WORK TASK: Taking the records line by line, how many lines contain the word "Rorb"? Answer with the number only.
=== EXCERPTED RECORDS ===
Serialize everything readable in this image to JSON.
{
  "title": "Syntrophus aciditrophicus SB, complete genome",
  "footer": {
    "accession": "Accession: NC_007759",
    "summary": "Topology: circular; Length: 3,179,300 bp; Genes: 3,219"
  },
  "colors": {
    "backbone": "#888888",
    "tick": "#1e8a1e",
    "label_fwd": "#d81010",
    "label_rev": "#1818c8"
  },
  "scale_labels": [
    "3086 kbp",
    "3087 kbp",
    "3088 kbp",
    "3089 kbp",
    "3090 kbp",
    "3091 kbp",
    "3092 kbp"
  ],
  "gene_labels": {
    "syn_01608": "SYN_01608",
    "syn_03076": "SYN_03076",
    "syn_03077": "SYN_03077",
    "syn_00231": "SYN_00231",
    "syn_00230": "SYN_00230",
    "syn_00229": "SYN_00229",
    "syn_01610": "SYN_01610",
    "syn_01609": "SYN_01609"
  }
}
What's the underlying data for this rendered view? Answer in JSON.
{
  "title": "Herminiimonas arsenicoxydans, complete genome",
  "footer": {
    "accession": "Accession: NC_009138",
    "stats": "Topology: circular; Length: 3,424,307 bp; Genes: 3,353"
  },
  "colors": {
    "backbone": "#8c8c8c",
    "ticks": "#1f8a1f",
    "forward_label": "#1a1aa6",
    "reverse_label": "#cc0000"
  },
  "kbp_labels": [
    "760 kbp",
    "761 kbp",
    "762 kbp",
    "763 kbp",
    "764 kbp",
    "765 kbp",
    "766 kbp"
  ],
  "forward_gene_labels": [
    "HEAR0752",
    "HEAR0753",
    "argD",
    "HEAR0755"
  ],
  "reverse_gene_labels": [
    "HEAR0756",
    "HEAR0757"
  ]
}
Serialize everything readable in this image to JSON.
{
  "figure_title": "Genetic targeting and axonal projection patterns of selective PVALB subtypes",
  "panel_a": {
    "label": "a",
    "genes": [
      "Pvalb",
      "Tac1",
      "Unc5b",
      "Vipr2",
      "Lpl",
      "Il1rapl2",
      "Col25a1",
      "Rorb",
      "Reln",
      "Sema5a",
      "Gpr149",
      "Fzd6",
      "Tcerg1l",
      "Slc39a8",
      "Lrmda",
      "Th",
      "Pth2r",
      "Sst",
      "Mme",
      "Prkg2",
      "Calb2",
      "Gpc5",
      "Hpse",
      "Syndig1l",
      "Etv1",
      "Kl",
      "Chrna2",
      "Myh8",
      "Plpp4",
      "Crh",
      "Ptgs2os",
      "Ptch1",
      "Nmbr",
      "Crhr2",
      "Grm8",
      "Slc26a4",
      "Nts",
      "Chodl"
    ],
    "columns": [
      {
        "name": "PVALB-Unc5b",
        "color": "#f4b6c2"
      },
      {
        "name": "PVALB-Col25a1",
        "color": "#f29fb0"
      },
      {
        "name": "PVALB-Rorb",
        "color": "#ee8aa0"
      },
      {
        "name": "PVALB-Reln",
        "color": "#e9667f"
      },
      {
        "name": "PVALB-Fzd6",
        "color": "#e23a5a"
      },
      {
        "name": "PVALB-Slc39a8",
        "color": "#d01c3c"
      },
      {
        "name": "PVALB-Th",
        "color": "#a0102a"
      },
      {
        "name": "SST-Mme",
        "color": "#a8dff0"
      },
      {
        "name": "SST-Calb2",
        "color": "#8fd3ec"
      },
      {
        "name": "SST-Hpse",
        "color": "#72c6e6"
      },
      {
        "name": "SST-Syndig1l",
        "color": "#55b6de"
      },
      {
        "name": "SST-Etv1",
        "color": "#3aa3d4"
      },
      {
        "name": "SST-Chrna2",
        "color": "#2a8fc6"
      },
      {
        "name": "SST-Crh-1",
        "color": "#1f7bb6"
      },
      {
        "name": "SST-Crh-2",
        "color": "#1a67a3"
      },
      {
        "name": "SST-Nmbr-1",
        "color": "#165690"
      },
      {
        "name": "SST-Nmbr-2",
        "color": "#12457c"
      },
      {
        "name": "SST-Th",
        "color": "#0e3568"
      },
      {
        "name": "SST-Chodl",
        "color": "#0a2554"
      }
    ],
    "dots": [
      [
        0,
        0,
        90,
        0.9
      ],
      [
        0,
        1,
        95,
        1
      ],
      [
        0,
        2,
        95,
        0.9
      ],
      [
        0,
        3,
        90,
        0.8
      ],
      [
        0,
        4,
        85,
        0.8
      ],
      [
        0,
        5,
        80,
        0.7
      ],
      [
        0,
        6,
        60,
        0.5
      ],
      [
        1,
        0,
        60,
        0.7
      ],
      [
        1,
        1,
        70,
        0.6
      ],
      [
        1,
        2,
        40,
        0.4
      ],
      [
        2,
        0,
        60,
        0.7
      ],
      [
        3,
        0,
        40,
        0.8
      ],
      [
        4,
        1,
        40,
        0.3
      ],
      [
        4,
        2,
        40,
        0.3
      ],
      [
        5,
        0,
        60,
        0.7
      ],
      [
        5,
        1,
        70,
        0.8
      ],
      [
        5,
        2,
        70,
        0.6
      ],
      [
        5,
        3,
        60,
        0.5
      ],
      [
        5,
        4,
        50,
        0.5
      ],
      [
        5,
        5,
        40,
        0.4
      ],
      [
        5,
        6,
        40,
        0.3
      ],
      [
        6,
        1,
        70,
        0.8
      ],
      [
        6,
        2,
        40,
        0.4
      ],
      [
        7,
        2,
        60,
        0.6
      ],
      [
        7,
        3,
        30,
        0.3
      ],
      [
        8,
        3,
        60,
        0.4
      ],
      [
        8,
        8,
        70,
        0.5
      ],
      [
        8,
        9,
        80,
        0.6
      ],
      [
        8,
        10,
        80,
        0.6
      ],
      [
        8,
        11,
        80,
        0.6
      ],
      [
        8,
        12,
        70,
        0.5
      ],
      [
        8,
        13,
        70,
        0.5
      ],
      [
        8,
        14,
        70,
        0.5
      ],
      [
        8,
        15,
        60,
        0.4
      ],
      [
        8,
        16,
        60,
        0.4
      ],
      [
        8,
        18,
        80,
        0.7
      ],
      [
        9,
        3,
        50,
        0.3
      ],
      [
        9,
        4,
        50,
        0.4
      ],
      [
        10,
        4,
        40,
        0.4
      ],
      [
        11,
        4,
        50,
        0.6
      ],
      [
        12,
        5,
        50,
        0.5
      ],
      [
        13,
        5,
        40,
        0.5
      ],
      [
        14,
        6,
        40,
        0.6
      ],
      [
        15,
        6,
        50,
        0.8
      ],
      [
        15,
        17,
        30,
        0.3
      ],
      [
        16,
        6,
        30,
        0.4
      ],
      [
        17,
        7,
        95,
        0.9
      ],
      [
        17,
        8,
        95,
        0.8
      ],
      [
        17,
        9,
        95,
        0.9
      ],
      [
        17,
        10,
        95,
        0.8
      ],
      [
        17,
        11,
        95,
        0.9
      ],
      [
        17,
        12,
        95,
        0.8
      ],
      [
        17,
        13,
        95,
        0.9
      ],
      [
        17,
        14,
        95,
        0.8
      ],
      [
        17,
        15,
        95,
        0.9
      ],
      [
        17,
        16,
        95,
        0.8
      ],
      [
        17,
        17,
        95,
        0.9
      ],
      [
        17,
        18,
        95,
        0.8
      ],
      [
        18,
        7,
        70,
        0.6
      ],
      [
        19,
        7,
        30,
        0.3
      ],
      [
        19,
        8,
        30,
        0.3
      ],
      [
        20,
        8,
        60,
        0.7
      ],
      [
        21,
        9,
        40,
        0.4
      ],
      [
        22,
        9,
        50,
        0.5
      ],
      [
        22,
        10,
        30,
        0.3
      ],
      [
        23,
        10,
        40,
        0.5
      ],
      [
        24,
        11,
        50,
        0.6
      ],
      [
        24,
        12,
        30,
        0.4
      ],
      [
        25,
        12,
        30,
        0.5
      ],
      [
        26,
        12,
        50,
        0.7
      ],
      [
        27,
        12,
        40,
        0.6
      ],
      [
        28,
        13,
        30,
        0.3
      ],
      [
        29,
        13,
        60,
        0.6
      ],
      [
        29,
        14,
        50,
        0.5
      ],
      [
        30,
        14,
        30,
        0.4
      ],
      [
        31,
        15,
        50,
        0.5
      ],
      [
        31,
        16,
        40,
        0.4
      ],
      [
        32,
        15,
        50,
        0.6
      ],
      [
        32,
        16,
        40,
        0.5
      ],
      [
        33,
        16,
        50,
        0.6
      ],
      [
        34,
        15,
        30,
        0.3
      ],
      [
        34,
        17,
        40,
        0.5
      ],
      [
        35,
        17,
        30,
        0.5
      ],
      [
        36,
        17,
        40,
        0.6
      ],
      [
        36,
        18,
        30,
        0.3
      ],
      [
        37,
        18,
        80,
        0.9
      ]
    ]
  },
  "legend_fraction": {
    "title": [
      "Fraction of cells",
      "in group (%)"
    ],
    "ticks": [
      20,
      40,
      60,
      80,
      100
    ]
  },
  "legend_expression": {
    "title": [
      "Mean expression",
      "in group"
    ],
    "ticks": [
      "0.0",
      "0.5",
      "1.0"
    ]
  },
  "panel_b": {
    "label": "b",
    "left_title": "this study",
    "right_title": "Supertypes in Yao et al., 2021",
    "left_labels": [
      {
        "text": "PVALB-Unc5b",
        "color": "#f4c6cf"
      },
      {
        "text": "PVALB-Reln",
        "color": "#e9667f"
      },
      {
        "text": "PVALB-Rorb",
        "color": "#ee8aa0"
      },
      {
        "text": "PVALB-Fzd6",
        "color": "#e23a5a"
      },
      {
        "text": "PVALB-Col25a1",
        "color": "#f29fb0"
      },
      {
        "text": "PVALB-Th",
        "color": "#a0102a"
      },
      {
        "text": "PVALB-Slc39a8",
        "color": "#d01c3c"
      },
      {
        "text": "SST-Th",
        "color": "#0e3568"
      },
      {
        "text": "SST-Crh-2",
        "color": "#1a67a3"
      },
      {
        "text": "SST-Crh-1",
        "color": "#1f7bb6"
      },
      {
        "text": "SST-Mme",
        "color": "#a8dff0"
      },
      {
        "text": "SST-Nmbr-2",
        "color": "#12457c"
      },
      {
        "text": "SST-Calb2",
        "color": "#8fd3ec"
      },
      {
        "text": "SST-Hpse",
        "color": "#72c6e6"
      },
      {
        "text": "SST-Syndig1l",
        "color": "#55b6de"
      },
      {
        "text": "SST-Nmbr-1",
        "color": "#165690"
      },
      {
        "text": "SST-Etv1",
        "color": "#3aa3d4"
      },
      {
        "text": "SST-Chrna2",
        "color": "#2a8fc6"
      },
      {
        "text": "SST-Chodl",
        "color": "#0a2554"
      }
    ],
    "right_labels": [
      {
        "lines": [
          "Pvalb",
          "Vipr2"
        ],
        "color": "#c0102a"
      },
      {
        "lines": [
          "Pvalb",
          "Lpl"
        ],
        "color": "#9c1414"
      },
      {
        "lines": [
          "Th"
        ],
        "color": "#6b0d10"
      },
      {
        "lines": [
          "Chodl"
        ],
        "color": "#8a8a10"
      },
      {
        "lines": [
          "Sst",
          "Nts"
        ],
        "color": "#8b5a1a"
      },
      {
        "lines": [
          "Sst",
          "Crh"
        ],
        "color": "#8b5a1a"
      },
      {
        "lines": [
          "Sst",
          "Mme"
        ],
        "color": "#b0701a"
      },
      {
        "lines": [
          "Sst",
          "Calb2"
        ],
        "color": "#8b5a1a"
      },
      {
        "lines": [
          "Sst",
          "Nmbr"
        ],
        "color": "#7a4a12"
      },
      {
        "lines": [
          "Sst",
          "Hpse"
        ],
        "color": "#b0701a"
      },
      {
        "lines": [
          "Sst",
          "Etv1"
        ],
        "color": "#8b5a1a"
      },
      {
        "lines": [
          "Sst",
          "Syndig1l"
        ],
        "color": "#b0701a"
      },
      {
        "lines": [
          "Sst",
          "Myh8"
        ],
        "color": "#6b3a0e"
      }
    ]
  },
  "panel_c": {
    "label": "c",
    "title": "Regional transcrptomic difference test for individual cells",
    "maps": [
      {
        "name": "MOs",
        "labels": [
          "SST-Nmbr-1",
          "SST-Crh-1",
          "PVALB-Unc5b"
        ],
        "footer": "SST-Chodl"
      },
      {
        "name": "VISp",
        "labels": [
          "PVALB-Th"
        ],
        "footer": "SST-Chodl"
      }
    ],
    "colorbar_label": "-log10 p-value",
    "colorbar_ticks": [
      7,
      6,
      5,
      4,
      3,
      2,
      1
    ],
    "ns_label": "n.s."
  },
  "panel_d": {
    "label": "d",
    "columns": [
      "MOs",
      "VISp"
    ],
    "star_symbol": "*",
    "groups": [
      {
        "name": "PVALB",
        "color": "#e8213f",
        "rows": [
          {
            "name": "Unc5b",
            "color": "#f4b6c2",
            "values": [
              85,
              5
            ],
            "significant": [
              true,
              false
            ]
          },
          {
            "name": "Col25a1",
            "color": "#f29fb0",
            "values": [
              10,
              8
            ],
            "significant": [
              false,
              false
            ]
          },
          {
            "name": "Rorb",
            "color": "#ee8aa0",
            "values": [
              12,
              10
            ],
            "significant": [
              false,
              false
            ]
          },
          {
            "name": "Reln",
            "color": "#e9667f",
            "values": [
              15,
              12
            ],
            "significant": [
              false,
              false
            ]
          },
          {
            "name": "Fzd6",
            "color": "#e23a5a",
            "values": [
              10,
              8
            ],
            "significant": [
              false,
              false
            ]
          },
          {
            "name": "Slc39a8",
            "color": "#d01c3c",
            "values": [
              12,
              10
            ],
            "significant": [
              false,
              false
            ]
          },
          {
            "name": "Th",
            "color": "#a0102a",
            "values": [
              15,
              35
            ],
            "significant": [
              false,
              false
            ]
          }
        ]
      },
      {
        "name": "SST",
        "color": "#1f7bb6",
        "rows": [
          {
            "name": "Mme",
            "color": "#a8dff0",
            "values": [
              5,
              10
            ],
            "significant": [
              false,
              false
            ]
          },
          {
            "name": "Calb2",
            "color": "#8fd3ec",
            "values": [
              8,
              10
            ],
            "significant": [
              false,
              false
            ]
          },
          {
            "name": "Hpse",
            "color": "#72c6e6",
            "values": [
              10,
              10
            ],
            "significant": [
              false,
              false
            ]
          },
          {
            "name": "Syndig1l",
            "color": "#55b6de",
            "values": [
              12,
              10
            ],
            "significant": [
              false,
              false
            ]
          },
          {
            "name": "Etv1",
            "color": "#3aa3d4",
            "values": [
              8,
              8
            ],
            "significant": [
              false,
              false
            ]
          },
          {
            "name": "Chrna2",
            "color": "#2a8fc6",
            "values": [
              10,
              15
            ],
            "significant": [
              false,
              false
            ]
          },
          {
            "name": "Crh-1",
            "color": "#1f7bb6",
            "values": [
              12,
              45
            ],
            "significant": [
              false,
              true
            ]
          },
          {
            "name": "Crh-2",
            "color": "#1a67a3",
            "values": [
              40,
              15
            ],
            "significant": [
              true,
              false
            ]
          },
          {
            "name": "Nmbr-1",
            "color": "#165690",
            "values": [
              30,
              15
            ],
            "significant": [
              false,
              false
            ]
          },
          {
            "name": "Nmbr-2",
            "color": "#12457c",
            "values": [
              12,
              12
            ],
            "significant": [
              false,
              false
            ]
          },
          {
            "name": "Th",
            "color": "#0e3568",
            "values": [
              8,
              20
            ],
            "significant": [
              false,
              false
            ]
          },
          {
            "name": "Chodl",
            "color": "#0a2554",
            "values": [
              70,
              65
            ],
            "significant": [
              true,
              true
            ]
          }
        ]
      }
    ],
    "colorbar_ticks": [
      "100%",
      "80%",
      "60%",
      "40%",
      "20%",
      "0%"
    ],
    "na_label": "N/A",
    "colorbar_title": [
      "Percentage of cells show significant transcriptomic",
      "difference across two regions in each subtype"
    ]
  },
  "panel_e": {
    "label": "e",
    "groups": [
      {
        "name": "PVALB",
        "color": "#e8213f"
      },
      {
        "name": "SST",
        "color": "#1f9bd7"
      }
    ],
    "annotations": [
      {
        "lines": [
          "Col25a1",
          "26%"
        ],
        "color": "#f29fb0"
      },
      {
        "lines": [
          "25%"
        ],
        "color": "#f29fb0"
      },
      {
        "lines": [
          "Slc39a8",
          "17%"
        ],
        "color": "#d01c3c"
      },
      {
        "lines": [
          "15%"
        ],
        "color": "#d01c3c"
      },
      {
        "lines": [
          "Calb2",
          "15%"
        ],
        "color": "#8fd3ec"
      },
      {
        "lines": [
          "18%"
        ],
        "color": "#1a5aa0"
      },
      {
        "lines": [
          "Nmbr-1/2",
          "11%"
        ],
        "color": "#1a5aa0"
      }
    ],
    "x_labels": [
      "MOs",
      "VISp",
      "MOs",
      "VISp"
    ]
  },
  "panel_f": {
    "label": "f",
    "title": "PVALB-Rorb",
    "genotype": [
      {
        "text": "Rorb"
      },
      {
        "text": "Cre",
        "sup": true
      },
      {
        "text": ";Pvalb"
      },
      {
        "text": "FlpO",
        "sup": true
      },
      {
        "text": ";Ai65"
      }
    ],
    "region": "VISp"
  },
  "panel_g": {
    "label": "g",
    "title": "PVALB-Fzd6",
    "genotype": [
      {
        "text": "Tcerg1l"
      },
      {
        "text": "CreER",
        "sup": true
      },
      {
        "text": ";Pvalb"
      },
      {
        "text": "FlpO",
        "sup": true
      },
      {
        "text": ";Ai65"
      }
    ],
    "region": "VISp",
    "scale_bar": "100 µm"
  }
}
===
RESULT OF THIS EXERCISE: 6